The originalist judicial nominee Robert Bork stated during his Supreme Court confirmation hearing that a judge should not apply a constitutional provision like this one if he does not know what it means; the example Bork then gave was a clause covered by an inkblot. Upon further study, Bork later ascribed a meaning to the Ninth Amendment in his book The Tempting of America. In that book, Bork subscribed to the interpretation of constitutional historian Russell Caplan, who asserted that this Amendment was meant to ensure that the federal Bill of Rights would not affect provisions in state law that restrain state governments.

Randy Barnett, a libertarian originalist, has grouped the competing academic readings of the Ninth Amendment into five models:

1. State law rights: the retained rights are rights conferred by state constitutions and state common law; Barnett attributes this reading to Caplan.
2. Residual rights: the retained rights are whatever remains once the powers granted to the federal government are subtracted, and are thus "defined residually from the powers granted" rather than by their content; this is the interpretation advanced by Thomas B. McAffee.
3. Individual natural rights: they are the natural rights individuals possessed before the Constitution, holding the same status after enumeration as before; this is the interpretation Barnett defends.
4. Collective rights: they are rights held by the people as a collective political body, the paradigm case being the right to alter or abolish their government; this model is associated with Akhil Reed Amar.
5. The federalism model: the amendment protects the retained right of the people of each state to local self-government, making it a companion to the Tenth Amendment rather than a source of individual rights; this is the interpretation developed by Kurt Lash.

## Problem details
According to the Ninth Amendment text, which scholar is associated with the collective rights model? The lines here come from a separate source.

## Dataset extract
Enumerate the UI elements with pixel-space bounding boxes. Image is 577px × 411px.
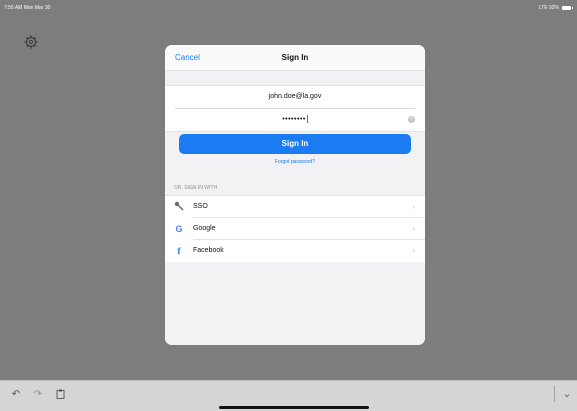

## Result below
Akhil Reed Amar